-- Provided material follows --

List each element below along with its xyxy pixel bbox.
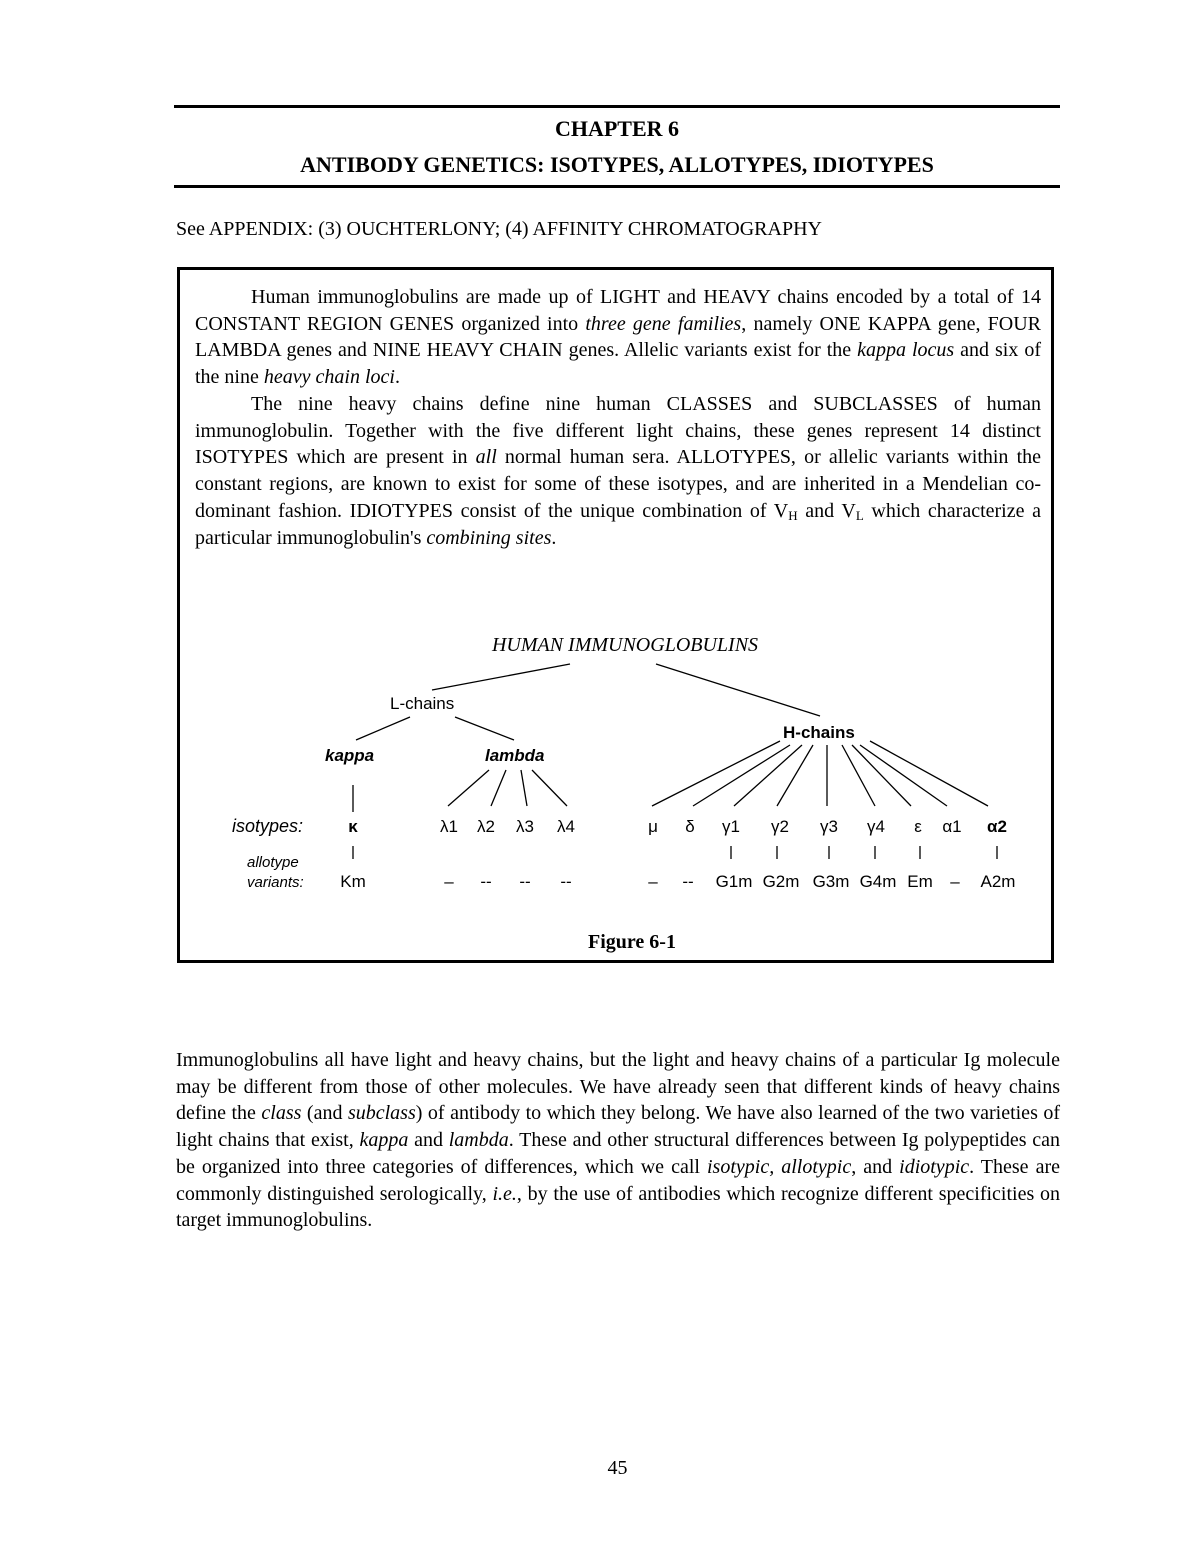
isotype-gamma2: γ2 bbox=[771, 817, 789, 836]
allotype-g2m: G2m bbox=[762, 872, 800, 891]
allotype-label-line2: variants: bbox=[247, 874, 304, 891]
figure-caption: Figure 6-1 bbox=[588, 931, 676, 953]
lambda-label: lambda bbox=[485, 746, 545, 765]
allotype-a2m: A2m bbox=[980, 872, 1016, 891]
isotype-lambda2: λ2 bbox=[477, 817, 495, 836]
isotype-alpha1: α1 bbox=[942, 817, 962, 836]
isotype-kappa: κ bbox=[348, 817, 358, 836]
isotype-epsilon: ε bbox=[914, 817, 922, 836]
isotype-gamma4: γ4 bbox=[867, 817, 885, 836]
kappa-label: kappa bbox=[325, 746, 375, 765]
box-paragraph-2: The nine heavy chains define nine human CLASSES and SUBCLASSES of human immunoglobulin. Together with the five different light chains, these genes represent 14 distinct ISOTYPES which are present in all normal human sera. ALLOTYPES, or allelic variants within the constant regions, are known to exist for some of these isotypes, and are inherited in a Mendelian co-dominant fashion. IDIOTYPES consist of the unique combination of $V_H$ and $V_L$ which characterize a particular immunoglobulin's combining sites. bbox=[195, 393, 1041, 549]
box-paragraph-1: Human immunoglobulins are made up of LIGHT and HEAVY chains encoded by a total of 14 CONSTANT REGION GENES organized into three gene families, namely ONE KAPPA gene, FOUR LAMBDA genes and NINE HEAVY CHAIN genes. Allelic variants exist for the kappa locus and six of the nine heavy chain loci. bbox=[195, 286, 1042, 389]
allotype-alpha1: – bbox=[950, 872, 960, 891]
allotype-g1m: G1m bbox=[715, 872, 753, 891]
isotype-gamma3: γ3 bbox=[820, 817, 838, 836]
isotype-lambda1: λ1 bbox=[440, 817, 458, 836]
chapter-number: CHAPTER 6 bbox=[554, 116, 680, 141]
isotype-gamma1: γ1 bbox=[722, 817, 740, 836]
appendix-reference: See APPENDIX: (3) OUCHTERLONY; (4) AFFINITY CHROMATOGRAPHY bbox=[176, 218, 822, 240]
allotype-em: Em bbox=[907, 872, 933, 891]
l-chains-label: L-chains bbox=[390, 694, 455, 713]
chapter-title: ANTIBODY GENETICS: ISOTYPES, ALLOTYPES, IDIOTYPES bbox=[300, 152, 934, 177]
isotype-lambda4: λ4 bbox=[557, 817, 575, 836]
allotype-lambda3: -- bbox=[519, 872, 531, 891]
allotype-lambda4: -- bbox=[560, 872, 572, 891]
isotype-delta: δ bbox=[685, 817, 695, 836]
isotype-mu: μ bbox=[648, 817, 658, 836]
allotype-lambda1: – bbox=[444, 872, 454, 891]
allotype-g4m: G4m bbox=[859, 872, 897, 891]
h-chains-label: H-chains bbox=[783, 723, 855, 742]
diagram-title: HUMAN IMMUNOGLOBULINS bbox=[491, 634, 759, 656]
isotypes-label: isotypes: bbox=[232, 816, 304, 836]
isotype-lambda3: λ3 bbox=[516, 817, 534, 836]
allotype-g3m: G3m bbox=[812, 872, 850, 891]
allotype-mu: – bbox=[648, 872, 658, 891]
body-paragraph: Immunoglobulins all have light and heavy chains, but the light and heavy chains of a particular Ig molecule may be different from those of other molecules. We have already seen that different kinds of heavy chains define the class (and subclass) of antibody to which they belong. We have also learned of the two varieties of light chains that exist, kappa and lambda. These and other structural differences between Ig polypeptides can be organized into three categories of differences, which we call isotypic, allotypic, and idiotypic. These are commonly distinguished serologically, i.e., by the use of antibodies which recognize different specificities on target immunoglobulins. bbox=[176, 1049, 1061, 1232]
allotype-km: Km bbox=[340, 872, 366, 891]
allotype-label-line1: allotype bbox=[247, 854, 299, 871]
isotype-alpha2: α2 bbox=[987, 817, 1007, 836]
allotype-delta: -- bbox=[682, 872, 694, 891]
allotype-lambda2: -- bbox=[480, 872, 492, 891]
page-number: 45 bbox=[607, 1457, 628, 1479]
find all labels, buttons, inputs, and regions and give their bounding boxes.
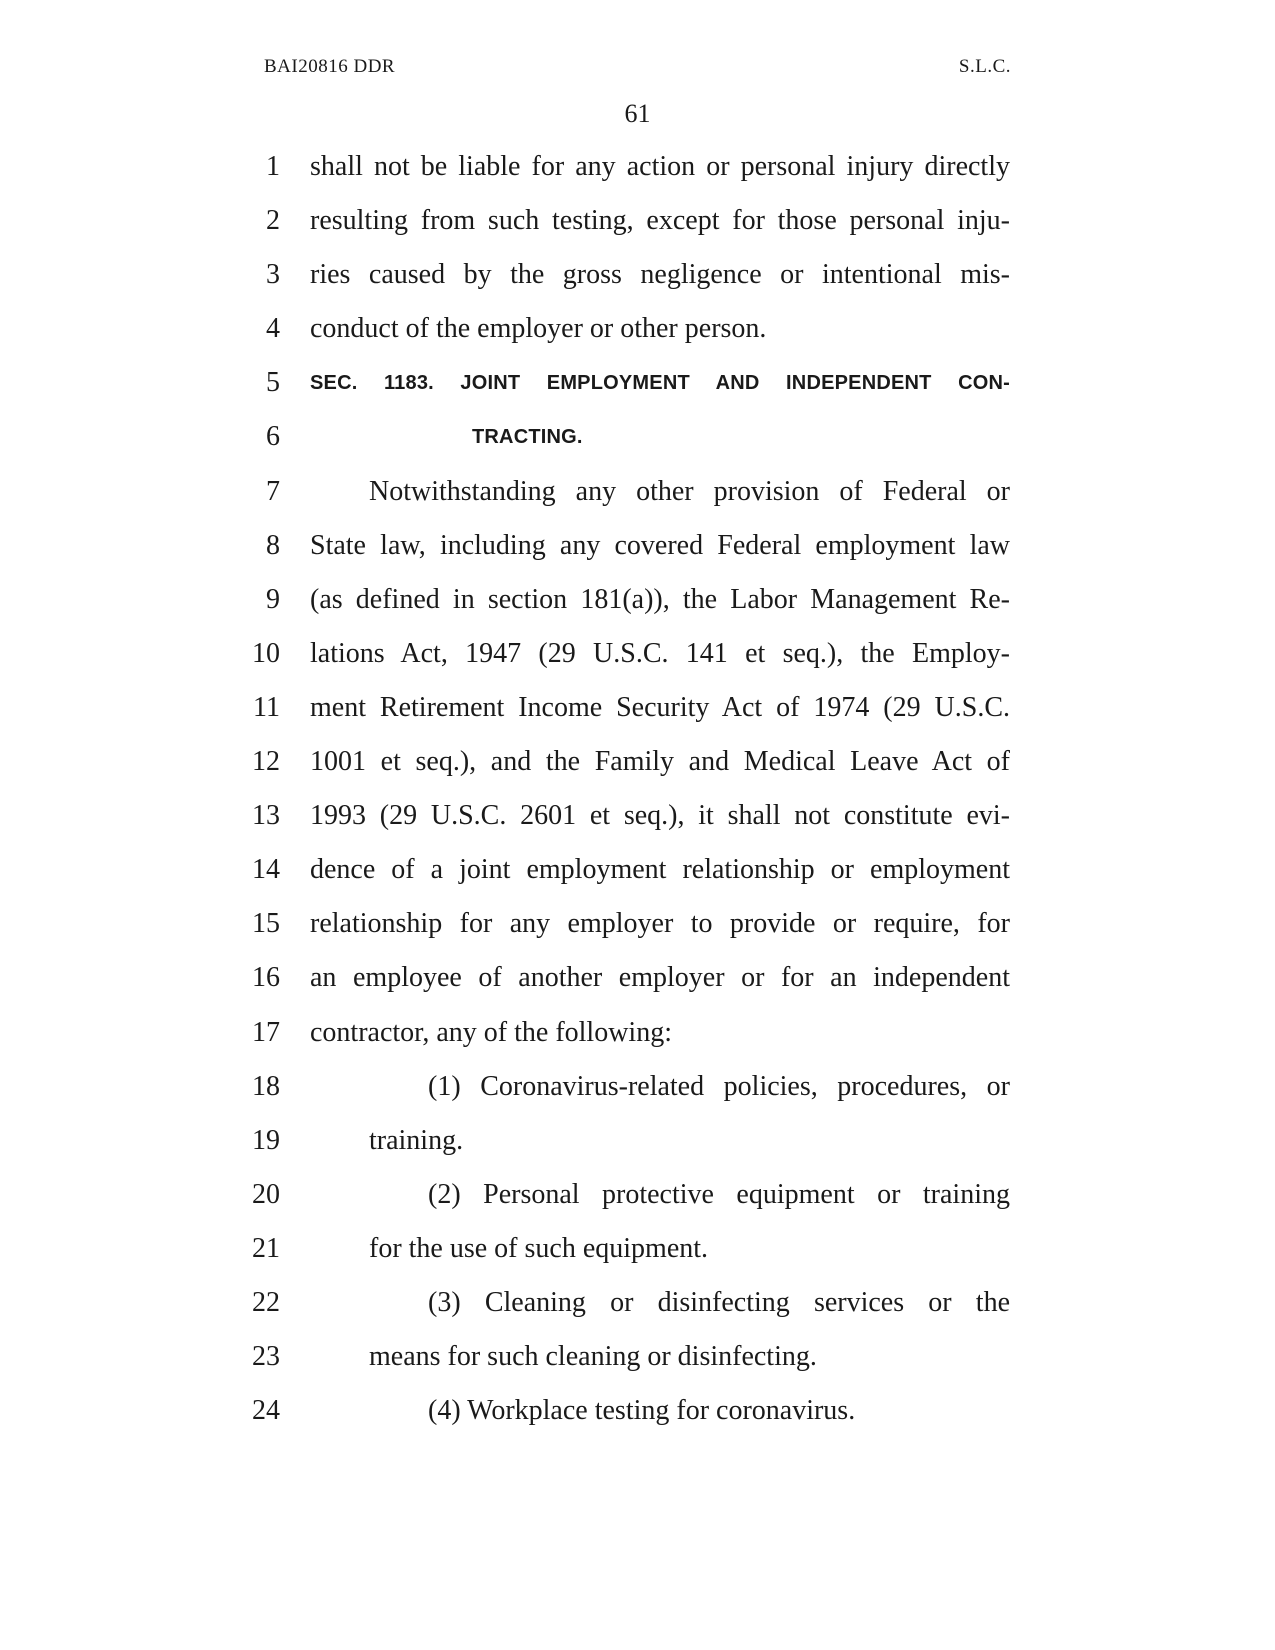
line-text: ment Retirement Income Security Act of 1974 (29 U.S.C. [310, 691, 1010, 723]
list-item-line [0, 1276, 1275, 1330]
page-number: 61 [624, 99, 651, 128]
line-number: 19 [252, 1124, 280, 1156]
line-number: 22 [252, 1286, 280, 1318]
list-item-line [0, 1330, 1275, 1384]
line [0, 789, 1275, 843]
bill-text [0, 140, 1275, 1438]
section-heading: SEC. 1183. JOINT EMPLOYMENT AND INDEPENDENT CON- [310, 372, 1010, 395]
line-text: 1993 (29 U.S.C. 2601 et seq.), it shall not constitute evi- [310, 800, 1010, 832]
line-number: 9 [266, 583, 280, 615]
line-number: 10 [252, 637, 280, 669]
list-item-text: (2) Personal protective equipment or training [428, 1178, 1010, 1210]
line [0, 1006, 1275, 1060]
line [0, 194, 1275, 248]
line-text: contractor, any of the following: [310, 1016, 672, 1048]
line-text: State law, including any covered Federal employment law [310, 529, 1010, 561]
line-text: 1001 et seq.), and the Family and Medical Leave Act of [310, 746, 1010, 778]
section-heading: TRACTING. [472, 426, 583, 449]
line-number: 3 [266, 259, 280, 291]
line-number: 13 [252, 800, 280, 832]
line-number: 18 [252, 1070, 280, 1102]
line-text: resulting from such testing, except for those personal inju- [310, 205, 1010, 237]
list-item-line [0, 1060, 1275, 1114]
line-number: 7 [266, 475, 280, 507]
line-number: 14 [252, 854, 280, 886]
line-number: 1 [266, 151, 280, 182]
line-number: 24 [252, 1395, 280, 1427]
list-item-line [0, 1222, 1275, 1276]
list-item-line [0, 1168, 1275, 1222]
line [0, 573, 1275, 627]
line-text: relationship for any employer to provide or require, for [310, 908, 1010, 940]
list-item-text: (3) Cleaning or disinfecting services or the [428, 1286, 1010, 1318]
line-number: 8 [266, 529, 280, 561]
line-number: 15 [252, 908, 280, 940]
line-text: an employee of another employer or for an independent [310, 962, 1010, 994]
line [0, 465, 1275, 519]
list-item-text: training. [369, 1124, 464, 1156]
list-item-line [0, 1114, 1275, 1168]
section-heading-line [0, 356, 1275, 410]
line-text: shall not be liable for any action or personal injury directly [310, 151, 1010, 182]
line-number: 6 [266, 421, 280, 453]
line-number: 5 [266, 367, 280, 399]
line-text: dence of a joint employment relationship or employment [310, 854, 1010, 886]
line-number: 16 [252, 962, 280, 994]
line [0, 248, 1275, 302]
list-item-line [0, 1384, 1275, 1438]
line-text: lations Act, 1947 (29 U.S.C. 141 et seq.), the Employ- [310, 637, 1010, 669]
line [0, 627, 1275, 681]
line-number: 4 [266, 313, 280, 345]
list-item-text: (1) Coronavirus-related policies, procedures, or [428, 1070, 1010, 1102]
line [0, 951, 1275, 1005]
line-number: 17 [252, 1016, 280, 1048]
document-id: BAI20816 DDR [264, 56, 396, 77]
list-item-text: means for such cleaning or disinfecting. [369, 1341, 817, 1373]
section-heading-line [0, 410, 1275, 464]
line-number: 12 [252, 746, 280, 778]
line-text: Notwithstanding any other provision of Federal or [369, 475, 1010, 507]
line-number: 11 [253, 691, 280, 723]
line-number: 2 [266, 205, 280, 237]
line [0, 735, 1275, 789]
list-item-text: for the use of such equipment. [369, 1232, 709, 1264]
line [0, 140, 1275, 194]
line-text: (as defined in section 181(a)), the Labor Management Re- [310, 583, 1010, 615]
line-number: 21 [252, 1232, 280, 1264]
line-text: conduct of the employer or other person. [310, 313, 767, 345]
line [0, 681, 1275, 735]
line [0, 519, 1275, 573]
line [0, 897, 1275, 951]
line-number: 23 [252, 1341, 280, 1373]
line [0, 843, 1275, 897]
office-code: S.L.C. [958, 56, 1011, 77]
line [0, 302, 1275, 356]
list-item-text: (4) Workplace testing for coronavirus. [428, 1395, 856, 1427]
line-number: 20 [252, 1178, 280, 1210]
line-text: ries caused by the gross negligence or intentional mis- [310, 259, 1010, 291]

-- Provided material concluded --

Task brief - Copy out, from the data above, each line where the string "into" is present.

Output for this exercise -
box-paragraph-1: Human immunoglobulins are made up of LIGHT and HEAVY chains encoded by a total of 14 CONSTANT REGION GENES organized into three gene families, namely ONE KAPPA gene, FOUR LAMBDA genes and NINE HEAVY CHAIN genes. Allelic variants exist for the kappa locus and six of the nine heavy chain loci. bbox=[195, 286, 1042, 389]
body-paragraph: Immunoglobulins all have light and heavy chains, but the light and heavy chains of a particular Ig molecule may be different from those of other molecules. We have already seen that different kinds of heavy chains define the class (and subclass) of antibody to which they belong. We have also learned of the two varieties of light chains that exist, kappa and lambda. These and other structural differences between Ig polypeptides can be organized into three categories of differences, which we call isotypic, allotypic, and idiotypic. These are commonly distinguished serologically, i.e., by the use of antibodies which recognize different specificities on target immunoglobulins. bbox=[176, 1049, 1061, 1232]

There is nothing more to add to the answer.